(Data records)

——————————

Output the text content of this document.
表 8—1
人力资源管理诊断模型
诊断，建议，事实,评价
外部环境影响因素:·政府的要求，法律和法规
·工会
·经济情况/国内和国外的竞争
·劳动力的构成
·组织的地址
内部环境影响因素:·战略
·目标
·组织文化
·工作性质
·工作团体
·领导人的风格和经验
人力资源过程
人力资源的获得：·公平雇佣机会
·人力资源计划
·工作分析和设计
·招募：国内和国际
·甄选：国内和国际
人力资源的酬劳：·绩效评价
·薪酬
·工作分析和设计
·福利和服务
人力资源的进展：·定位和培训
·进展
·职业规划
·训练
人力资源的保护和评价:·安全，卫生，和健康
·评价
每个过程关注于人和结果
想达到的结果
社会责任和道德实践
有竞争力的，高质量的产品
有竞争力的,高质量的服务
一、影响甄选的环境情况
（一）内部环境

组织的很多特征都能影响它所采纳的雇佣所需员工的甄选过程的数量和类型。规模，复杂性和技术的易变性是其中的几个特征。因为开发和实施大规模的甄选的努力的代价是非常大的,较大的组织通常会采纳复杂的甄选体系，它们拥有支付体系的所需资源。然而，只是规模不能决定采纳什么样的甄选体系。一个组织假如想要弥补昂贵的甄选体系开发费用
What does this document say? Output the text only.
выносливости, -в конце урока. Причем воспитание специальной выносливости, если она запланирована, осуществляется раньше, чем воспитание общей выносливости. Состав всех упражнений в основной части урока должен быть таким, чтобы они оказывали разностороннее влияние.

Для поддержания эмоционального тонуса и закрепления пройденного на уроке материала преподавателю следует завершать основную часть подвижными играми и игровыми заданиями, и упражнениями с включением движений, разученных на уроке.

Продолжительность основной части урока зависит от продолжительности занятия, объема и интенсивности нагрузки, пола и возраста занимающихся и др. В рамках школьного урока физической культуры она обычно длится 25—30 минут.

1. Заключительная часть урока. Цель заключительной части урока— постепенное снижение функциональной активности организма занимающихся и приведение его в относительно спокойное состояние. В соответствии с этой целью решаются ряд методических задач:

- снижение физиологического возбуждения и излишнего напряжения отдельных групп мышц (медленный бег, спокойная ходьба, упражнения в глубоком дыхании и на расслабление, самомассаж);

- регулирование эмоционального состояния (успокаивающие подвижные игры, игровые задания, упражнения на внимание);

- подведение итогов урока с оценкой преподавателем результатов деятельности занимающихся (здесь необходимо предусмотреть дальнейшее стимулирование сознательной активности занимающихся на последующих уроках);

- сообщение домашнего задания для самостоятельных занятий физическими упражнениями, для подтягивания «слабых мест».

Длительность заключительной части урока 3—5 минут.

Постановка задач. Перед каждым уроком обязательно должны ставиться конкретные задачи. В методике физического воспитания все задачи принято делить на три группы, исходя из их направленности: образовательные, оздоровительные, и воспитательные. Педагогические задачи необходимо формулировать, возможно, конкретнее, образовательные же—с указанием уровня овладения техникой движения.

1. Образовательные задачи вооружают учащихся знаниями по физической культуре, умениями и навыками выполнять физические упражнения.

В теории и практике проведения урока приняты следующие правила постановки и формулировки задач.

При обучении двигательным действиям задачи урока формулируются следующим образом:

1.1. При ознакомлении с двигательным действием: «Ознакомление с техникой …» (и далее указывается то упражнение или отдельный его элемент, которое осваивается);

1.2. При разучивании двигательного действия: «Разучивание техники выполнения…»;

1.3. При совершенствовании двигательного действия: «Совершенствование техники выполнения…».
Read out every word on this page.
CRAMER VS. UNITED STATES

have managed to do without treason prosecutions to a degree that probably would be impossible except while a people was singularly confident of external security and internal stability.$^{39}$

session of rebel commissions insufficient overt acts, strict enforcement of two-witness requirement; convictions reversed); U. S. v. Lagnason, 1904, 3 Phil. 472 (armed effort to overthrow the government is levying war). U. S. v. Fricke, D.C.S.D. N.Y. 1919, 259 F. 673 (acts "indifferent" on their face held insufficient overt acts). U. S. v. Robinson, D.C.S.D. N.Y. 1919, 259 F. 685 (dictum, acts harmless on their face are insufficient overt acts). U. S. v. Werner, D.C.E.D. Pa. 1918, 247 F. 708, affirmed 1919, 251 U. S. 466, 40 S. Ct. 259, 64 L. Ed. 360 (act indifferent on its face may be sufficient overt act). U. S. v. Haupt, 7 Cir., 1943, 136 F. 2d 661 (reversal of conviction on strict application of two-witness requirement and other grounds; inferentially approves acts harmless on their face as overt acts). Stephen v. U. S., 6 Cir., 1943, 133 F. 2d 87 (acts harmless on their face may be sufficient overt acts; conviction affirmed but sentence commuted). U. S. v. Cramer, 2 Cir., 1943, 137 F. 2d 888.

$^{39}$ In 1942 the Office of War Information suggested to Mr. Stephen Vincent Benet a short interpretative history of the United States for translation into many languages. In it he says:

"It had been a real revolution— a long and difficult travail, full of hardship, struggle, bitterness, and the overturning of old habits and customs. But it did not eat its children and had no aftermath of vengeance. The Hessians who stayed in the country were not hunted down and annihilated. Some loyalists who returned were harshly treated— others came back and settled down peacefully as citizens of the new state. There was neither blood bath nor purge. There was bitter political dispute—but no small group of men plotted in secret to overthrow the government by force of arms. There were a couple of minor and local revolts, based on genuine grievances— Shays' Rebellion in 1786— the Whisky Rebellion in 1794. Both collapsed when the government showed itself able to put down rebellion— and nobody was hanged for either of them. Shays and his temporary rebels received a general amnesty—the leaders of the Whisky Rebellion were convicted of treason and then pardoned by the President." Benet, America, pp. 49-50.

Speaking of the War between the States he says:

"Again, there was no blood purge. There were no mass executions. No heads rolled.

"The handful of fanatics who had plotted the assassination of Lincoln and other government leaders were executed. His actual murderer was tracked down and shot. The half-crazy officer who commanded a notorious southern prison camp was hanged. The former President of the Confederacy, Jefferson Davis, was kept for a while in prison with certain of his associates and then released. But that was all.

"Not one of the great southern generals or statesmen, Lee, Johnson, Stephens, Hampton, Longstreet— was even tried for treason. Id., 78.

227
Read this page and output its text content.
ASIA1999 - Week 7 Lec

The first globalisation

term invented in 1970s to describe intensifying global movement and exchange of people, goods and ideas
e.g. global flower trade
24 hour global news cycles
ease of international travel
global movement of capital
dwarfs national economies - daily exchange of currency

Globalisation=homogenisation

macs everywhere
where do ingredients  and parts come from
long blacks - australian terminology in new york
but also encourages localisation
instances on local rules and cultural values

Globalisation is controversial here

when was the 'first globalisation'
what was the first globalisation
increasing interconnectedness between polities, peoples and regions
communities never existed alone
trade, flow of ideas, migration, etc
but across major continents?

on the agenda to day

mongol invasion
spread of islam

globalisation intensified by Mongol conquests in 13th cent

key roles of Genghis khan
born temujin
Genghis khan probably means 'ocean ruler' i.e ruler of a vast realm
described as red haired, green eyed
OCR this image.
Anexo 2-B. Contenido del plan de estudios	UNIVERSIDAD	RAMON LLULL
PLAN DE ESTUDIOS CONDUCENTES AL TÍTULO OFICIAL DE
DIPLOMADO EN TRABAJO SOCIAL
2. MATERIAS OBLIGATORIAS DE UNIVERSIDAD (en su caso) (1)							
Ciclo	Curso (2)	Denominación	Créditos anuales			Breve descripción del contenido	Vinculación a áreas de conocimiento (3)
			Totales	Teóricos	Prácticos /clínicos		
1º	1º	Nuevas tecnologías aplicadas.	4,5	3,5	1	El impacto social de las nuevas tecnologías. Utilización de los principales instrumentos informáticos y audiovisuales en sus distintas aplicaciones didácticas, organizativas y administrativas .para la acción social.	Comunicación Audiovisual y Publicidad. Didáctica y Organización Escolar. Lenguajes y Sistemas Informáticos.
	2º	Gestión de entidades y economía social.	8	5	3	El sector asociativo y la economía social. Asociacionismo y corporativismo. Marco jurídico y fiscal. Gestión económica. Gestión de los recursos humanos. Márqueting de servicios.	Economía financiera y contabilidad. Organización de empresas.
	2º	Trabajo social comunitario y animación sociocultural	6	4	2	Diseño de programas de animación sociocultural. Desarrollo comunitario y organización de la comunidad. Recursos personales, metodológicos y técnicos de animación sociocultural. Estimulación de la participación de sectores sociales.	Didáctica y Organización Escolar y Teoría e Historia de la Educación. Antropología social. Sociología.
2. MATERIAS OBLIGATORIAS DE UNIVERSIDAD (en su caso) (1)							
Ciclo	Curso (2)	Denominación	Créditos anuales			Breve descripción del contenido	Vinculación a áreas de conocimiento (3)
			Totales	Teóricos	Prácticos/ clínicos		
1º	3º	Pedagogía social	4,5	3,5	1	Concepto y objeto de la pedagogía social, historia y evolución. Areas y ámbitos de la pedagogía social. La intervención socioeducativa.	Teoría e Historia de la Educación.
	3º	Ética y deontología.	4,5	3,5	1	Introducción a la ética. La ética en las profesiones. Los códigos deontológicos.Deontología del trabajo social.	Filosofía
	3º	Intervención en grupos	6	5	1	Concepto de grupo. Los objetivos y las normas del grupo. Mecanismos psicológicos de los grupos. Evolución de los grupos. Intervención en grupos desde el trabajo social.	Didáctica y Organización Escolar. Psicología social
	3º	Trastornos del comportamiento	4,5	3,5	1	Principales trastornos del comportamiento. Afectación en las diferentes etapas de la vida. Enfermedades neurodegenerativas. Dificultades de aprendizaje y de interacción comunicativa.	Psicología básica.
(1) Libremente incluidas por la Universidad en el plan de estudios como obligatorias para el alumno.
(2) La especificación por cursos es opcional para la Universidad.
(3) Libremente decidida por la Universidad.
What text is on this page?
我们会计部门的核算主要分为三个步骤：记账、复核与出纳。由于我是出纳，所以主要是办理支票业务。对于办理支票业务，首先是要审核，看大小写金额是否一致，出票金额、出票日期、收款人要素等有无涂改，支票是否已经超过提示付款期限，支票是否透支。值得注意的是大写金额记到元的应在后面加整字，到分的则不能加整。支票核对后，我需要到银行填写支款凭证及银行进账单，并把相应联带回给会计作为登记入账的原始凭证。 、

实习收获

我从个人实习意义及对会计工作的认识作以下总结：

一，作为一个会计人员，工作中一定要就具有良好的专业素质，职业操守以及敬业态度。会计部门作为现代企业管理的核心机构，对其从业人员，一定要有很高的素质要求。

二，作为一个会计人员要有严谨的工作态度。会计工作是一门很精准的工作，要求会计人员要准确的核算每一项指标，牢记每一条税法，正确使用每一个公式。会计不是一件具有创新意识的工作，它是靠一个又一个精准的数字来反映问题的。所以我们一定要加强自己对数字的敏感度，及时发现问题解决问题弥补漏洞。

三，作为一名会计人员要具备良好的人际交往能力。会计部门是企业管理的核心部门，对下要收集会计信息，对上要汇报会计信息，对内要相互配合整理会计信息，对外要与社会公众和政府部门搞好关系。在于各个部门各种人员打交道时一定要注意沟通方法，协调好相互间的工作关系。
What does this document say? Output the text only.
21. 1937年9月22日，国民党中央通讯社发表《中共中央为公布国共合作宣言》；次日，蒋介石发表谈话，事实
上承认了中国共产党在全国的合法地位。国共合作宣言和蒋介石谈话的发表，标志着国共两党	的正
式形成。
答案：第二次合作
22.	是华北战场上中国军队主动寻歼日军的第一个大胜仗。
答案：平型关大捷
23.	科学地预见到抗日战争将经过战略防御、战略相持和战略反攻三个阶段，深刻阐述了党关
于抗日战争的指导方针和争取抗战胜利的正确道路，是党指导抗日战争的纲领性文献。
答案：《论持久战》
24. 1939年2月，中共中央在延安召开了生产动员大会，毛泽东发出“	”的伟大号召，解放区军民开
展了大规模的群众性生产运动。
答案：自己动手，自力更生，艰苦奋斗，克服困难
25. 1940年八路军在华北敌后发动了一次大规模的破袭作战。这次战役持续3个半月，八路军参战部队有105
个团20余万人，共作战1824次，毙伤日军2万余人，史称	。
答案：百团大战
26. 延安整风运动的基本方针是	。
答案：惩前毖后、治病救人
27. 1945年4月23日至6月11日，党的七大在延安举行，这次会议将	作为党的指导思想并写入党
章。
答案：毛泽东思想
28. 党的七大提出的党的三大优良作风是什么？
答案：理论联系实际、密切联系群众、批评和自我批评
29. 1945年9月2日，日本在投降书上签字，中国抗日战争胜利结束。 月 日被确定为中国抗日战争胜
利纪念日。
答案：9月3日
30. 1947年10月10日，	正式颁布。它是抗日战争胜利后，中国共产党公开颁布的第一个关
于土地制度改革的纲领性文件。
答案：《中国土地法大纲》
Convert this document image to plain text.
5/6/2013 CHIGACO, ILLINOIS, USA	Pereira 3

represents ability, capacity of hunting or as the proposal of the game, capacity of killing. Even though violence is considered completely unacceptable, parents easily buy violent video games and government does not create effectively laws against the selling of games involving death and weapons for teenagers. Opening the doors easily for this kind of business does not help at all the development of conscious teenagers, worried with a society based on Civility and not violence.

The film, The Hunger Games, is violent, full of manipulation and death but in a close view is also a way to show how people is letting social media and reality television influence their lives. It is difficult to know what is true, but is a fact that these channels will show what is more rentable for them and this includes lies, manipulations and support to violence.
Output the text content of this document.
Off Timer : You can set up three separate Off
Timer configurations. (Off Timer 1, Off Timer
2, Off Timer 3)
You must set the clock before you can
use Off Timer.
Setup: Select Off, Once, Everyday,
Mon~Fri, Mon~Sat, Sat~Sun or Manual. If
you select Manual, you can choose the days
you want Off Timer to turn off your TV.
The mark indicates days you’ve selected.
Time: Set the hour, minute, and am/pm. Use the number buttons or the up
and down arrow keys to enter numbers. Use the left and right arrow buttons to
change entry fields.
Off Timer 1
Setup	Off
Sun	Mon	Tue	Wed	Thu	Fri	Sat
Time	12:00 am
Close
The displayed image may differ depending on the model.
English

——————————

▸ **WRITTEN EXERCISE**
Find every line that has "movement" in it, then return those lines.

▸ **SOLUTION FOR THIS EXERCISE**
term invented in 1970s to describe intensifying global movement and exchange of people, goods and ideas
global movement of capital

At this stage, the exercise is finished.